| Stated problem |
From the listing below, copy every line with the word "vagy".

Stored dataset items
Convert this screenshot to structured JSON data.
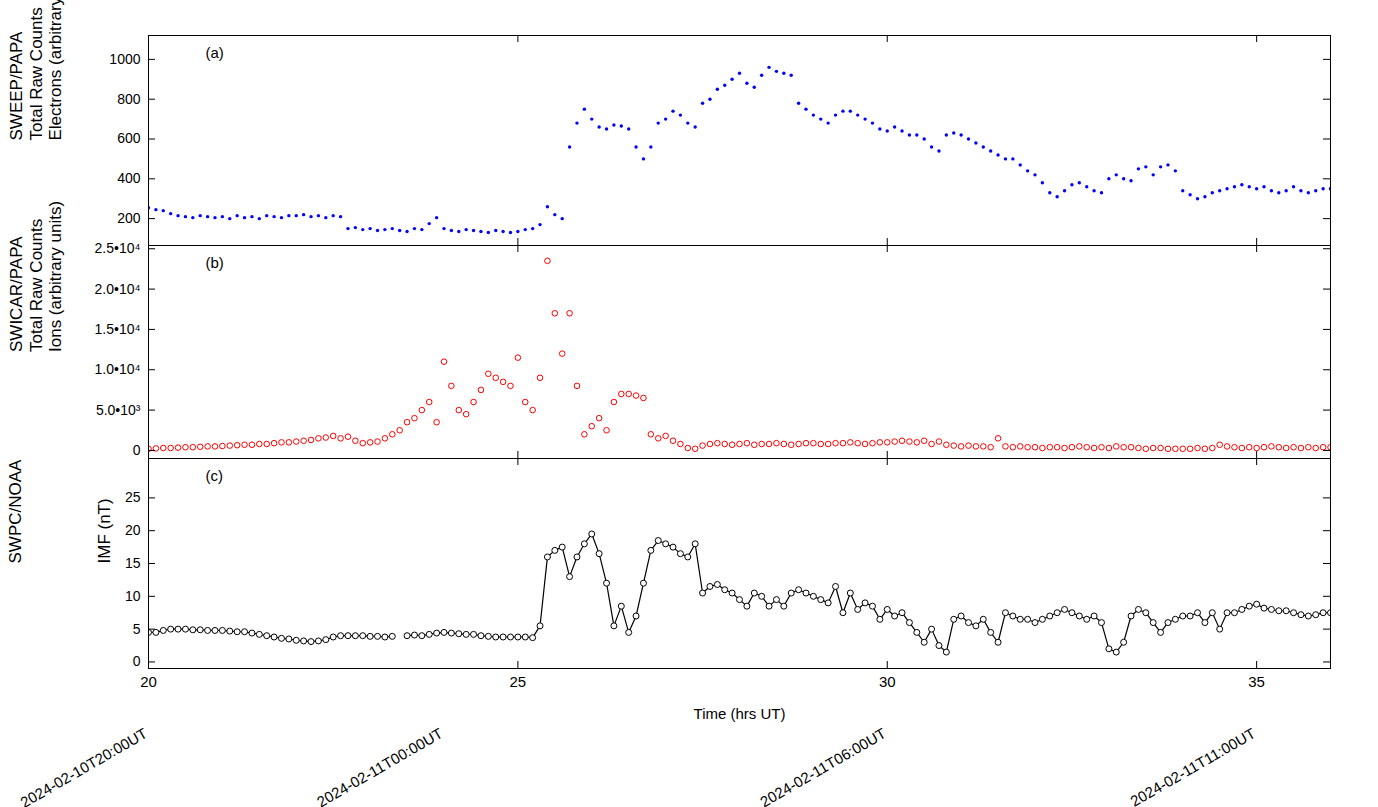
{
  "chart_data": [
    {
      "type": "scatter",
      "title": "(a)",
      "ylabel": [
        "SWEEP/PAPA",
        "Total Raw Counts",
        "Electrons (arbitrary units)"
      ],
      "x": [
        20,
        20.1,
        20.2,
        20.3,
        20.4,
        20.5,
        20.6,
        20.7,
        20.8,
        20.9,
        21,
        21.1,
        21.2,
        21.3,
        21.4,
        21.5,
        21.6,
        21.7,
        21.8,
        21.9,
        22,
        22.1,
        22.2,
        22.3,
        22.4,
        22.5,
        22.6,
        22.7,
        22.8,
        22.9,
        23,
        23.1,
        23.2,
        23.3,
        23.4,
        23.5,
        23.6,
        23.7,
        23.8,
        23.9,
        24,
        24.1,
        24.2,
        24.3,
        24.4,
        24.5,
        24.6,
        24.7,
        24.8,
        24.9,
        25,
        25.1,
        25.2,
        25.3,
        25.4,
        25.5,
        25.6,
        25.7,
        25.8,
        25.9,
        26,
        26.1,
        26.2,
        26.3,
        26.4,
        26.5,
        26.6,
        26.7,
        26.8,
        26.9,
        27,
        27.1,
        27.2,
        27.3,
        27.4,
        27.5,
        27.6,
        27.7,
        27.8,
        27.9,
        28,
        28.1,
        28.2,
        28.3,
        28.4,
        28.5,
        28.6,
        28.7,
        28.8,
        28.9,
        29,
        29.1,
        29.2,
        29.3,
        29.4,
        29.5,
        29.6,
        29.7,
        29.8,
        29.9,
        30,
        30.1,
        30.2,
        30.3,
        30.4,
        30.5,
        30.6,
        30.7,
        30.8,
        30.9,
        31,
        31.1,
        31.2,
        31.3,
        31.4,
        31.5,
        31.6,
        31.7,
        31.8,
        31.9,
        32,
        32.1,
        32.2,
        32.3,
        32.4,
        32.5,
        32.6,
        32.7,
        32.8,
        32.9,
        33,
        33.1,
        33.2,
        33.3,
        33.4,
        33.5,
        33.6,
        33.7,
        33.8,
        33.9,
        34,
        34.1,
        34.2,
        34.3,
        34.4,
        34.5,
        34.6,
        34.7,
        34.8,
        34.9,
        35,
        35.1,
        35.2,
        35.3,
        35.4,
        35.5,
        35.6,
        35.7,
        35.8,
        35.9,
        36
      ],
      "values": [
        255,
        245,
        240,
        225,
        215,
        210,
        205,
        215,
        210,
        205,
        210,
        200,
        215,
        205,
        210,
        200,
        215,
        210,
        205,
        215,
        215,
        220,
        210,
        215,
        205,
        215,
        210,
        150,
        155,
        145,
        150,
        140,
        145,
        150,
        140,
        135,
        150,
        145,
        175,
        205,
        150,
        140,
        135,
        145,
        140,
        135,
        130,
        140,
        135,
        130,
        135,
        145,
        150,
        170,
        260,
        220,
        200,
        560,
        680,
        750,
        700,
        660,
        650,
        670,
        665,
        650,
        560,
        500,
        560,
        680,
        700,
        740,
        720,
        680,
        660,
        780,
        800,
        850,
        870,
        900,
        930,
        880,
        860,
        920,
        960,
        940,
        930,
        920,
        780,
        750,
        720,
        700,
        680,
        720,
        740,
        740,
        720,
        700,
        680,
        650,
        640,
        660,
        640,
        620,
        620,
        600,
        560,
        540,
        620,
        630,
        620,
        600,
        580,
        560,
        540,
        520,
        500,
        500,
        470,
        440,
        420,
        380,
        330,
        310,
        340,
        370,
        380,
        360,
        340,
        330,
        400,
        420,
        400,
        390,
        450,
        460,
        420,
        460,
        470,
        440,
        340,
        320,
        300,
        310,
        330,
        340,
        350,
        360,
        370,
        360,
        350,
        360,
        340,
        330,
        340,
        360,
        340,
        330,
        340,
        350,
        350
      ],
      "color": "#0000ff",
      "marker": "dot",
      "xlim": [
        20,
        36
      ],
      "xticks": [
        20,
        25,
        30,
        35
      ],
      "ylim": [
        65,
        1120
      ],
      "yticks": [
        200,
        400,
        600,
        800,
        1000
      ],
      "grid": false,
      "tick_labels": "y"
    },
    {
      "type": "scatter",
      "title": "(b)",
      "ylabel": [
        "SWICAR/PAPA",
        "Total Raw Counts",
        "Ions (arbitrary units)"
      ],
      "x": [
        20,
        20.1,
        20.2,
        20.3,
        20.4,
        20.5,
        20.6,
        20.7,
        20.8,
        20.9,
        21,
        21.1,
        21.2,
        21.3,
        21.4,
        21.5,
        21.6,
        21.7,
        21.8,
        21.9,
        22,
        22.1,
        22.2,
        22.3,
        22.4,
        22.5,
        22.6,
        22.7,
        22.8,
        22.9,
        23,
        23.1,
        23.2,
        23.3,
        23.4,
        23.5,
        23.6,
        23.7,
        23.8,
        23.9,
        24,
        24.1,
        24.2,
        24.3,
        24.4,
        24.5,
        24.6,
        24.7,
        24.8,
        24.9,
        25,
        25.1,
        25.2,
        25.3,
        25.4,
        25.5,
        25.6,
        25.7,
        25.8,
        25.9,
        26,
        26.1,
        26.2,
        26.3,
        26.4,
        26.5,
        26.6,
        26.7,
        26.8,
        26.9,
        27,
        27.1,
        27.2,
        27.3,
        27.4,
        27.5,
        27.6,
        27.7,
        27.8,
        27.9,
        28,
        28.1,
        28.2,
        28.3,
        28.4,
        28.5,
        28.6,
        28.7,
        28.8,
        28.9,
        29,
        29.1,
        29.2,
        29.3,
        29.4,
        29.5,
        29.6,
        29.7,
        29.8,
        29.9,
        30,
        30.1,
        30.2,
        30.3,
        30.4,
        30.5,
        30.6,
        30.7,
        30.8,
        30.9,
        31,
        31.1,
        31.2,
        31.3,
        31.4,
        31.5,
        31.6,
        31.7,
        31.8,
        31.9,
        32,
        32.1,
        32.2,
        32.3,
        32.4,
        32.5,
        32.6,
        32.7,
        32.8,
        32.9,
        33,
        33.1,
        33.2,
        33.3,
        33.4,
        33.5,
        33.6,
        33.7,
        33.8,
        33.9,
        34,
        34.1,
        34.2,
        34.3,
        34.4,
        34.5,
        34.6,
        34.7,
        34.8,
        34.9,
        35,
        35.1,
        35.2,
        35.3,
        35.4,
        35.5,
        35.6,
        35.7,
        35.8,
        35.9,
        36
      ],
      "values": [
        200,
        250,
        300,
        300,
        350,
        400,
        400,
        450,
        500,
        500,
        550,
        600,
        650,
        700,
        700,
        800,
        800,
        900,
        1000,
        1000,
        1100,
        1200,
        1300,
        1500,
        1600,
        1800,
        1500,
        1700,
        1200,
        900,
        1000,
        1100,
        1500,
        2000,
        2500,
        3500,
        4000,
        5000,
        6000,
        3500,
        11000,
        8000,
        5000,
        4500,
        6000,
        7500,
        9500,
        9000,
        8500,
        8000,
        11500,
        6000,
        5000,
        9000,
        23500,
        17000,
        12000,
        17000,
        8000,
        2000,
        3000,
        4000,
        2500,
        6000,
        7000,
        7000,
        6800,
        6500,
        2000,
        1500,
        1800,
        1200,
        800,
        300,
        200,
        600,
        800,
        900,
        800,
        700,
        800,
        900,
        700,
        800,
        800,
        900,
        800,
        700,
        800,
        900,
        900,
        800,
        800,
        900,
        900,
        1000,
        900,
        800,
        900,
        1000,
        1000,
        1100,
        1200,
        1100,
        1000,
        1200,
        800,
        1100,
        700,
        600,
        500,
        600,
        500,
        500,
        400,
        1500,
        500,
        400,
        500,
        400,
        400,
        300,
        400,
        400,
        300,
        400,
        500,
        400,
        300,
        400,
        300,
        500,
        400,
        400,
        300,
        200,
        300,
        300,
        200,
        200,
        200,
        200,
        300,
        200,
        300,
        700,
        500,
        400,
        300,
        400,
        300,
        400,
        500,
        400,
        300,
        400,
        300,
        400,
        300,
        400,
        400
      ],
      "color": "#ff0000",
      "marker": "circle",
      "xlim": [
        20,
        36
      ],
      "xticks": [
        20,
        25,
        30,
        35
      ],
      "ylim": [
        -1000,
        25400
      ],
      "yticks": [
        0,
        {
          "value": 5000,
          "label": "5.0•10³"
        },
        {
          "value": 10000,
          "label": "1.0•10⁴"
        },
        {
          "value": 15000,
          "label": "1.5•10⁴"
        },
        {
          "value": 20000,
          "label": "2.0•10⁴"
        },
        {
          "value": 25000,
          "label": "2.5•10⁴"
        }
      ],
      "grid": false,
      "tick_labels": "y"
    },
    {
      "type": "line",
      "title": "(c)",
      "source": "SWPC/NOAA",
      "ylabel": [
        "IMF (nT)"
      ],
      "xlabel": "Time (hrs UT)",
      "x": [
        20,
        20.1,
        20.2,
        20.3,
        20.4,
        20.5,
        20.6,
        20.7,
        20.8,
        20.9,
        21,
        21.1,
        21.2,
        21.3,
        21.4,
        21.5,
        21.6,
        21.7,
        21.8,
        21.9,
        22,
        22.1,
        22.2,
        22.3,
        22.4,
        22.5,
        22.6,
        22.7,
        22.8,
        22.9,
        23,
        23.1,
        23.2,
        23.3,
        23.4,
        23.5,
        23.6,
        23.7,
        23.8,
        23.9,
        24,
        24.1,
        24.2,
        24.3,
        24.4,
        24.5,
        24.6,
        24.7,
        24.8,
        24.9,
        25,
        25.1,
        25.2,
        25.3,
        25.4,
        25.5,
        25.6,
        25.7,
        25.8,
        25.9,
        26,
        26.1,
        26.2,
        26.3,
        26.4,
        26.5,
        26.6,
        26.7,
        26.8,
        26.9,
        27,
        27.1,
        27.2,
        27.3,
        27.4,
        27.5,
        27.6,
        27.7,
        27.8,
        27.9,
        28,
        28.1,
        28.2,
        28.3,
        28.4,
        28.5,
        28.6,
        28.7,
        28.8,
        28.9,
        29,
        29.1,
        29.2,
        29.3,
        29.4,
        29.5,
        29.6,
        29.7,
        29.8,
        29.9,
        30,
        30.1,
        30.2,
        30.3,
        30.4,
        30.5,
        30.6,
        30.7,
        30.8,
        30.9,
        31,
        31.1,
        31.2,
        31.3,
        31.4,
        31.5,
        31.6,
        31.7,
        31.8,
        31.9,
        32,
        32.1,
        32.2,
        32.3,
        32.4,
        32.5,
        32.6,
        32.7,
        32.8,
        32.9,
        33,
        33.1,
        33.2,
        33.3,
        33.4,
        33.5,
        33.6,
        33.7,
        33.8,
        33.9,
        34,
        34.1,
        34.2,
        34.3,
        34.4,
        34.5,
        34.6,
        34.7,
        34.8,
        34.9,
        35,
        35.1,
        35.2,
        35.3,
        35.4,
        35.5,
        35.6,
        35.7,
        35.8,
        35.9,
        36
      ],
      "values": [
        4.5,
        4.5,
        4.8,
        5.0,
        5.0,
        5.0,
        4.9,
        4.9,
        4.8,
        4.8,
        4.8,
        4.7,
        4.6,
        4.6,
        4.4,
        4.2,
        4.0,
        3.8,
        3.6,
        3.5,
        3.3,
        3.2,
        3.1,
        3.2,
        3.4,
        3.8,
        4.0,
        4.0,
        4.0,
        4.0,
        3.9,
        3.9,
        3.8,
        3.9,
        null,
        4.0,
        4.1,
        4.0,
        4.2,
        4.4,
        4.5,
        4.4,
        4.3,
        4.2,
        4.2,
        4.0,
        3.9,
        3.8,
        3.8,
        3.8,
        3.8,
        3.8,
        3.7,
        5.5,
        16,
        17,
        17.5,
        13,
        16,
        18,
        19.5,
        16.5,
        12,
        5.5,
        8.5,
        4.5,
        7,
        12,
        17,
        18.5,
        18,
        17.5,
        16.5,
        16,
        18,
        10.5,
        11.5,
        11.8,
        11,
        10.5,
        9.5,
        8.5,
        10.5,
        10,
        8.5,
        9.5,
        8.5,
        10.5,
        11,
        10.5,
        10,
        9.5,
        9,
        11.5,
        7.5,
        10.5,
        8,
        9,
        8.5,
        6.5,
        8,
        7,
        7.5,
        6,
        4.5,
        3,
        5,
        2.5,
        1.5,
        6.5,
        7,
        6,
        5.5,
        6.5,
        4.5,
        3,
        7.5,
        7,
        6.5,
        6.5,
        6,
        6.5,
        7,
        7.5,
        8,
        7.5,
        7,
        6.5,
        7,
        6,
        2,
        1.5,
        3,
        7,
        8,
        7.5,
        6,
        4.5,
        6,
        6.5,
        7,
        7,
        7.5,
        6,
        7.5,
        5,
        7.5,
        7.5,
        8,
        8.5,
        8.8,
        8.2,
        8,
        7.8,
        7.8,
        7.5,
        7.2,
        7,
        7.2,
        7.5,
        7.5
      ],
      "color": "#000000",
      "marker": "circle",
      "line_style": "solid",
      "xlim": [
        20,
        36
      ],
      "xticks": [
        20,
        25,
        30,
        35
      ],
      "date_ticks": [
        {
          "value": 20,
          "label": "2024-02-10T20:00UT"
        },
        {
          "value": 24,
          "label": "2024-02-11T00:00UT"
        },
        {
          "value": 30,
          "label": "2024-02-11T06:00UT"
        },
        {
          "value": 35,
          "label": "2024-02-11T11:00UT"
        }
      ],
      "ylim": [
        -1,
        31
      ],
      "yticks": [
        0,
        5,
        10,
        15,
        20,
        25
      ],
      "grid": false
    }
  ]
}
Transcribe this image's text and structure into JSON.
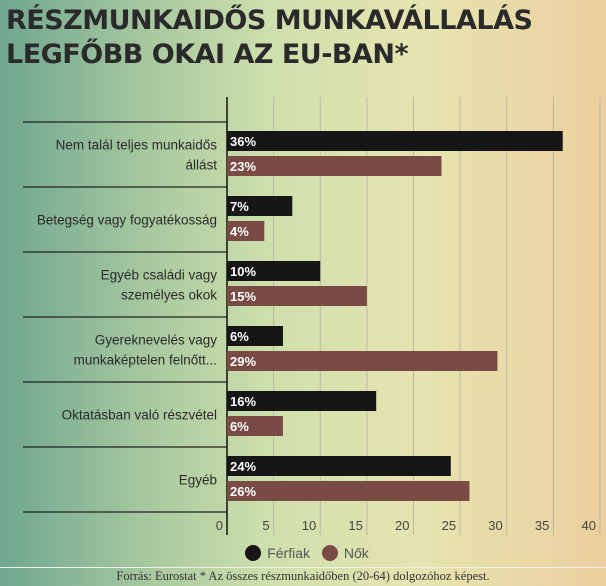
{
  "chart_data": {
    "type": "bar",
    "orientation": "horizontal",
    "title": "RÉSZMUNKAIDŐS MUNKAVÁLLALÁS LEGFŐBB OKAI AZ EU-BAN*",
    "categories": [
      [
        "Nem talál teljes munkaidős",
        "állást"
      ],
      [
        "Betegség vagy fogyatékosság"
      ],
      [
        "Egyéb családi vagy",
        "személyes okok"
      ],
      [
        "Gyereknevelés vagy",
        "munkaképtelen felnőtt..."
      ],
      [
        "Oktatásban való részvétel"
      ],
      [
        "Egyéb"
      ]
    ],
    "series": [
      {
        "name": "Férfiak",
        "color": "#161616",
        "values": [
          36,
          7,
          10,
          6,
          16,
          24
        ],
        "labels": [
          "36%",
          "7%",
          "10%",
          "6%",
          "16%",
          "24%"
        ]
      },
      {
        "name": "Nők",
        "color": "#7a4a45",
        "values": [
          23,
          4,
          15,
          29,
          6,
          26
        ],
        "labels": [
          "23%",
          "4%",
          "15%",
          "29%",
          "6%",
          "26%"
        ]
      }
    ],
    "xlim": [
      0,
      40
    ],
    "xticks": [
      "0",
      "5",
      "10",
      "15",
      "20",
      "25",
      "30",
      "35",
      "40"
    ],
    "grid": true,
    "legend": "bottom"
  },
  "footer": "Forrás: Eurostat * Az összes részmunkaidőben (20-64) dolgozóhoz képest."
}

| Reply |
        "Betegség vagy fogyatékosság"
        "Egyéb családi vagy",
        "Gyereknevelés vagy",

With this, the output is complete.